- Extract provided:
────────
\"\" \"\" \"\"
Go backward to Hello, World!
Go up to Tutorial
Go forward to Long Integer Multiplication
RISC-Linz logo

Quicksort

Below we illustrate the skeleton of a parallel version of the Quicksort algorithm for the in-place sorting of arrays. The full program can be found here.
// ----------------------------------------------------------------------------
// Quicksort
// ----------------------------------------------------------------------------
#include <rt++.h>

...

// ----------------------------------------------------------------------------
// sort <a/l/r> in parallel
// ----------------------------------------------------------------------------
int qsort(Array<float> a, int l, int r)
{
  if (r-l < MINSIZE) return(sort(a, l, r));

  int m0, m1;
  partition(a, l, r, a[(l+r)/2], &m0, &m1);

  Thread3<int, Array<float>, int, int> t0(qsort, a, l, m0);
  Thread3<int, Array<float>, int, int> t1(qsort, a, m1, r);

  Wait(t0); Wait(t1);
  return(0);
}

// ----------------------------------------------------------------------------
// RT++ main function
// ----------------------------------------------------------------------------
int qmain(int argc, char *argv[]) 
{
  while(...)
  {
    Array<float> a(S);
    ...
    qsort(a, 0, S);
  }
  return(0);
}

// ----------------------------------------------------------------------------
// C++ main function
// ----------------------------------------------------------------------------
int main(int argc, char *argv[]) 
{
  RT_Argument rtarg;
  ...
  rt_arg.proc = 3;
  rt_main(qmain, argc, argv, rtarg, 0);
  ...
}
 

This program operates on arrays of type Array<float>. Array is an RT++ type constructor whose objects can be used similar to C++ arrays but are automatically reclaimed when not referenced any more.
────────
- Extracted records:
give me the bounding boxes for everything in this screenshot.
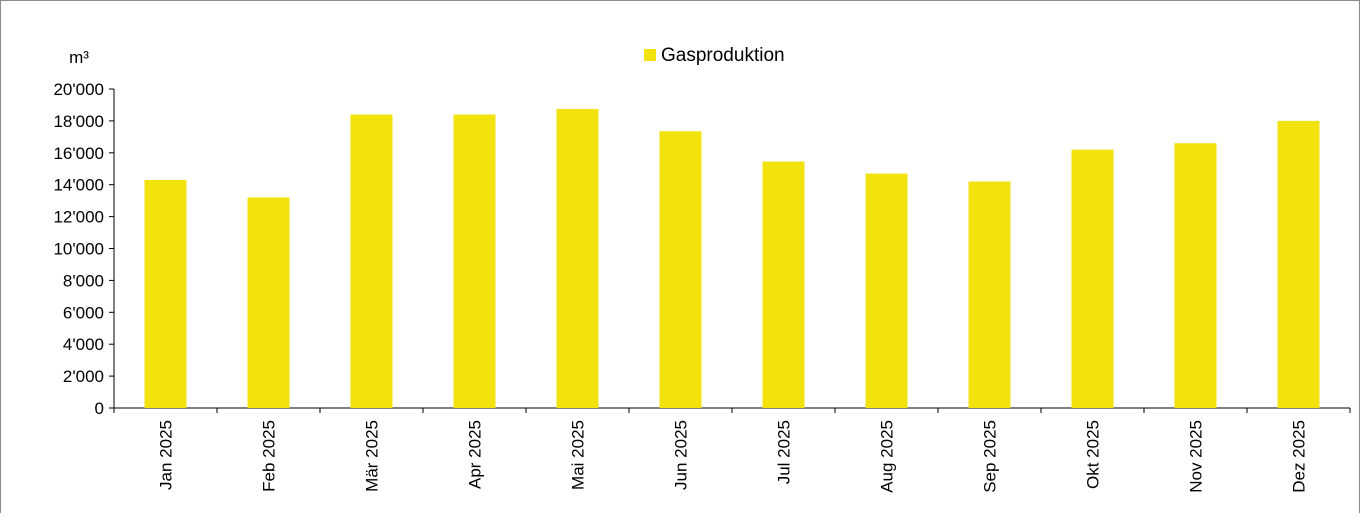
y-tick-label: 2'000 [63,367,104,386]
x-tick-label: Jun 2025 [672,420,691,490]
y-tick-label: 14'000 [53,176,104,195]
x-tick-label: Dez 2025 [1290,420,1309,493]
bar [144,179,187,408]
x-tick-label: Nov 2025 [1187,420,1206,493]
x-tick-label: Mär 2025 [363,420,382,492]
bar [556,108,599,408]
x-tick-label: Sep 2025 [981,420,1000,493]
x-tick-label: Feb 2025 [260,420,279,492]
bar [865,173,908,408]
bar [247,197,290,408]
y-tick-label: 18'000 [53,112,104,131]
legend: Gasproduktion [644,45,785,66]
x-tick-label: Mai 2025 [569,420,588,490]
y-tick-label: 12'000 [53,208,104,227]
y-tick-label: 6'000 [63,303,104,322]
bar [1174,143,1217,409]
bars [144,108,1320,409]
y-axis-unit-label: m³ [69,48,89,67]
bar [350,114,393,409]
x-axis: Jan 2025 Feb 2025 Mär 2025 Apr 2025 Mai 2025… [113,407,1351,493]
bar [968,181,1011,408]
y-tick-label: 16'000 [53,144,104,163]
x-tick-label: Okt 2025 [1084,420,1103,489]
bar [762,161,805,408]
y-axis: 0 2'000 4'000 6'000 8'000 10'000 12'000 14'000 1… [53,80,115,418]
bar [453,114,496,409]
y-tick-label: 20'000 [53,80,104,99]
x-tick-label: Jan 2025 [157,420,176,490]
y-tick-label: 10'000 [53,240,104,259]
x-tick-label: Apr 2025 [466,420,485,489]
bar [1071,149,1114,409]
x-tick-label: Jul 2025 [775,420,794,484]
y-tick-label: 4'000 [63,335,104,354]
y-tick-label: 8'000 [63,271,104,290]
bar [1277,120,1320,409]
y-tick-label: 0 [95,399,104,418]
bar [659,131,702,408]
legend-swatch [644,49,656,61]
legend-label: Gasproduktion [661,45,785,66]
x-tick-label: Aug 2025 [878,420,897,493]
────────
- Requirement:
Reproduce the Quicksort tutorial word for word from "Thread3<int, Array<float>, int, int> t0(qsort, a, l, m0);" to "qmain(int argc, char *argv[])".

- Right answer:
Thread3<int, Array<float>, int, int> t0(qsort, a, l, m0);
  Thread3<int, Array<float>, int, int> t1(qsort, a, m1, r);

  Wait(t0); Wait(t1);
  return(0);
}

// ----------------------------------------------------------------------------
// RT++ main function
// ----------------------------------------------------------------------------
int qmain(int argc, char *argv[])